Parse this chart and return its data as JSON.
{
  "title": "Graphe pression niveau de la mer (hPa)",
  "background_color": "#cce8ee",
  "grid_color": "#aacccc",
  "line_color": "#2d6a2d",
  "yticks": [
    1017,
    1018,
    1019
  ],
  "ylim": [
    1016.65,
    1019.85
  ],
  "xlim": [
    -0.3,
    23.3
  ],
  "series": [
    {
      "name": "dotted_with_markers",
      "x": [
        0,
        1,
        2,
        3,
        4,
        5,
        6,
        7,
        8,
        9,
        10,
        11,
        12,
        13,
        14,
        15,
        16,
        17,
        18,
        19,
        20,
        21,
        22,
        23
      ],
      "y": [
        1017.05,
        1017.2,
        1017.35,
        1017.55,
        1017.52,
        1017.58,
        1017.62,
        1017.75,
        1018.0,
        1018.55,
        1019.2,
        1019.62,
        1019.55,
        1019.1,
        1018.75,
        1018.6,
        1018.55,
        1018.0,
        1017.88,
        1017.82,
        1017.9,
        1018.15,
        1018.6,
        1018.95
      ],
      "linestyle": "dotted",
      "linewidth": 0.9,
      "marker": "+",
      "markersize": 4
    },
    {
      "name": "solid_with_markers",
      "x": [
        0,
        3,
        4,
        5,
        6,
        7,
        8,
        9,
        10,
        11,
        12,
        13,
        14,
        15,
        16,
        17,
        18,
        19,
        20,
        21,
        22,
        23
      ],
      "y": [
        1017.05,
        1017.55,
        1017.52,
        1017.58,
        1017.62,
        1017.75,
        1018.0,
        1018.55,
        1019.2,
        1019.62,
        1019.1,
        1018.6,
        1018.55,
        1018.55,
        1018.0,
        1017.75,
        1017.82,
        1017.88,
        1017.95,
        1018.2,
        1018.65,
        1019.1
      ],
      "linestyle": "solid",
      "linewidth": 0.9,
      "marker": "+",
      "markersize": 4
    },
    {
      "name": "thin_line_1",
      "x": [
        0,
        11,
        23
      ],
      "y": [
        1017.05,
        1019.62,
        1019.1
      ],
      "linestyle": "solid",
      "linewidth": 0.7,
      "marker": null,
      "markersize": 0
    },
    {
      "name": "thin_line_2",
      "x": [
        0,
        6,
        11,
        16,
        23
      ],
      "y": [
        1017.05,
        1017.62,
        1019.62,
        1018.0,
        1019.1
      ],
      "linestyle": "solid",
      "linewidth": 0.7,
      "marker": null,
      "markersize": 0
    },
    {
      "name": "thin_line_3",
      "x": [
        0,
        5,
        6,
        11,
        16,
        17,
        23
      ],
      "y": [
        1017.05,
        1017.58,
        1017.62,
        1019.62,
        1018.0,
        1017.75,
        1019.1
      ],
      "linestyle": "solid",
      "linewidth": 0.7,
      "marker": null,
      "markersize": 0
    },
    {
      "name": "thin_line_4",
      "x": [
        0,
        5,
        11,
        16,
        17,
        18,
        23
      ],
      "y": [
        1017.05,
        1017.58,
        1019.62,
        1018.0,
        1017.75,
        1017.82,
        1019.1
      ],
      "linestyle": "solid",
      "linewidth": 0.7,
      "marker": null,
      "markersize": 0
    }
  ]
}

....

● **REQUIREMENTS**
Output the listing above word for word.

● **RESULT**
Parse this chart and return its data as JSON.
{
  "title": "Graphe pression niveau de la mer (hPa)",
  "background_color": "#cce8ee",
  "grid_color": "#aacccc",
  "line_color": "#2d6a2d",
  "yticks": [
    1017,
    1018,
    1019
  ],
  "ylim": [
    1016.65,
    1019.85
  ],
  "xlim": [
    -0.3,
    23.3
  ],
  "series": [
    {
      "name": "dotted_with_markers",
      "x": [
        0,
        1,
        2,
        3,
        4,
        5,
        6,
        7,
        8,
        9,
        10,
        11,
        12,
        13,
        14,
        15,
        16,
        17,
        18,
        19,
        20,
        21,
        22,
        23
      ],
      "y": [
        1017.05,
        1017.2,
        1017.35,
        1017.55,
        1017.52,
        1017.58,
        1017.62,
        1017.75,
        1018.0,
        1018.55,
        1019.2,
        1019.62,
        1019.55,
        1019.1,
        1018.75,
        1018.6,
        1018.55,
        1018.0,
        1017.88,
        1017.82,
        1017.9,
        1018.15,
        1018.6,
        1018.95
      ],
      "linestyle": "dotted",
      "linewidth": 0.9,
      "marker": "+",
      "markersize": 4
    },
    {
      "name": "solid_with_markers",
      "x": [
        0,
        3,
        4,
        5,
        6,
        7,
        8,
        9,
        10,
        11,
        12,
        13,
        14,
        15,
        16,
        17,
        18,
        19,
        20,
        21,
        22,
        23
      ],
      "y": [
        1017.05,
        1017.55,
        1017.52,
        1017.58,
        1017.62,
        1017.75,
        1018.0,
        1018.55,
        1019.2,
        1019.62,
        1019.1,
        1018.6,
        1018.55,
        1018.55,
        1018.0,
        1017.75,
        1017.82,
        1017.88,
        1017.95,
        1018.2,
        1018.65,
        1019.1
      ],
      "linestyle": "solid",
      "linewidth": 0.9,
      "marker": "+",
      "markersize": 4
    },
    {
      "name": "thin_line_1",
      "x": [
        0,
        11,
        23
      ],
      "y": [
        1017.05,
        1019.62,
        1019.1
      ],
      "linestyle": "solid",
      "linewidth": 0.7,
      "marker": null,
      "markersize": 0
    },
    {
      "name": "thin_line_2",
      "x": [
        0,
        6,
        11,
        16,
        23
      ],
      "y": [
        1017.05,
        1017.62,
        1019.62,
        1018.0,
        1019.1
      ],
      "linestyle": "solid",
      "linewidth": 0.7,
      "marker": null,
      "markersize": 0
    },
    {
      "name": "thin_line_3",
      "x": [
        0,
        5,
        6,
        11,
        16,
        17,
        23
      ],
      "y": [
        1017.05,
        1017.58,
        1017.62,
        1019.62,
        1018.0,
        1017.75,
        1019.1
      ],
      "linestyle": "solid",
      "linewidth": 0.7,
      "marker": null,
      "markersize": 0
    },
    {
      "name": "thin_line_4",
      "x": [
        0,
        5,
        11,
        16,
        17,
        18,
        23
      ],
      "y": [
        1017.05,
        1017.58,
        1019.62,
        1018.0,
        1017.75,
        1017.82,
        1019.1
      ],
      "linestyle": "solid",
      "linewidth": 0.7,
      "marker": null,
      "markersize": 0
    }
  ]
}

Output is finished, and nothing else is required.